(THE EXERCISE): Only the lines holding the string "image" are needed. Copy each one.

########

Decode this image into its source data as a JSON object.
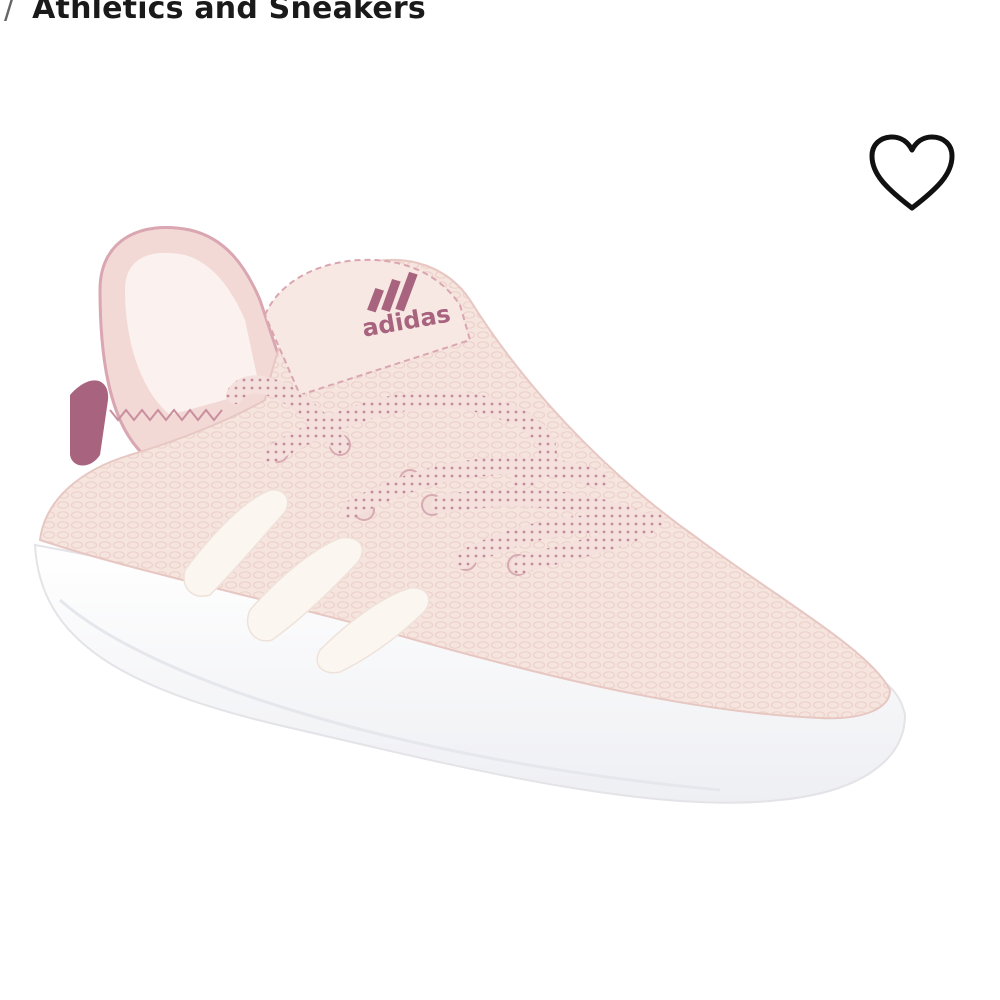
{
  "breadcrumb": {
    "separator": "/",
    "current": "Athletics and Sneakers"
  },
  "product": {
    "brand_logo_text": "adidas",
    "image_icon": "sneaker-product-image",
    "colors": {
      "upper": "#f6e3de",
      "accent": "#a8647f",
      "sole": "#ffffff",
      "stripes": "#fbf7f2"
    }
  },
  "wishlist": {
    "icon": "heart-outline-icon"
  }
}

########

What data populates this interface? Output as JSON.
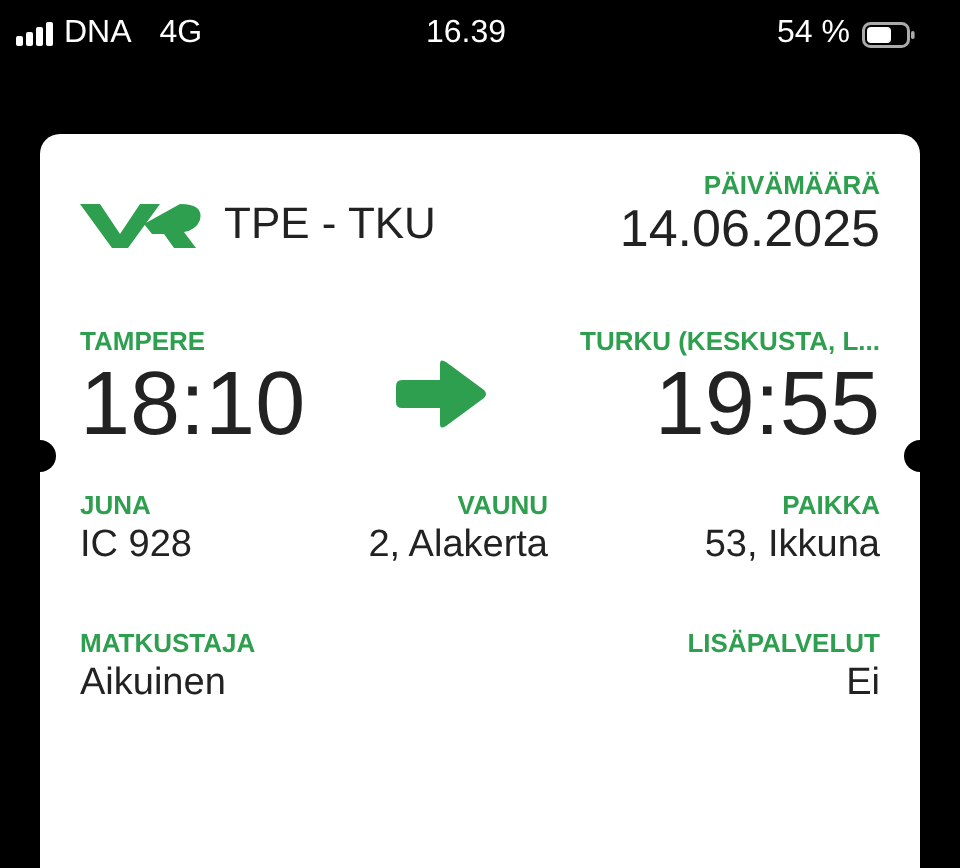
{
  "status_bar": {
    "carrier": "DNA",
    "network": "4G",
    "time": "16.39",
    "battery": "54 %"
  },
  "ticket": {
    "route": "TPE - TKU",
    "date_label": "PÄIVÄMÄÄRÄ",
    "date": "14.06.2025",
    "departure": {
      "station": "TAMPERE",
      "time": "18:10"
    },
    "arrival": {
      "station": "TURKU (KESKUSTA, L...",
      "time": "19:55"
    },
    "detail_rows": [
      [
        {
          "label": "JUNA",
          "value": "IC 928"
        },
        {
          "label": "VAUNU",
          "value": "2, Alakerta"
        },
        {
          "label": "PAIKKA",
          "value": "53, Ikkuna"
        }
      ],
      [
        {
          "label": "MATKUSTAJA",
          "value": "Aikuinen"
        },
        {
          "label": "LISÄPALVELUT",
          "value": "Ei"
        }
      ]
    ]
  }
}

########

(RESPONSE TO THE TASK):
Decode this image into its source data as a JSON object.
    "image_icon": "sneaker-product-image",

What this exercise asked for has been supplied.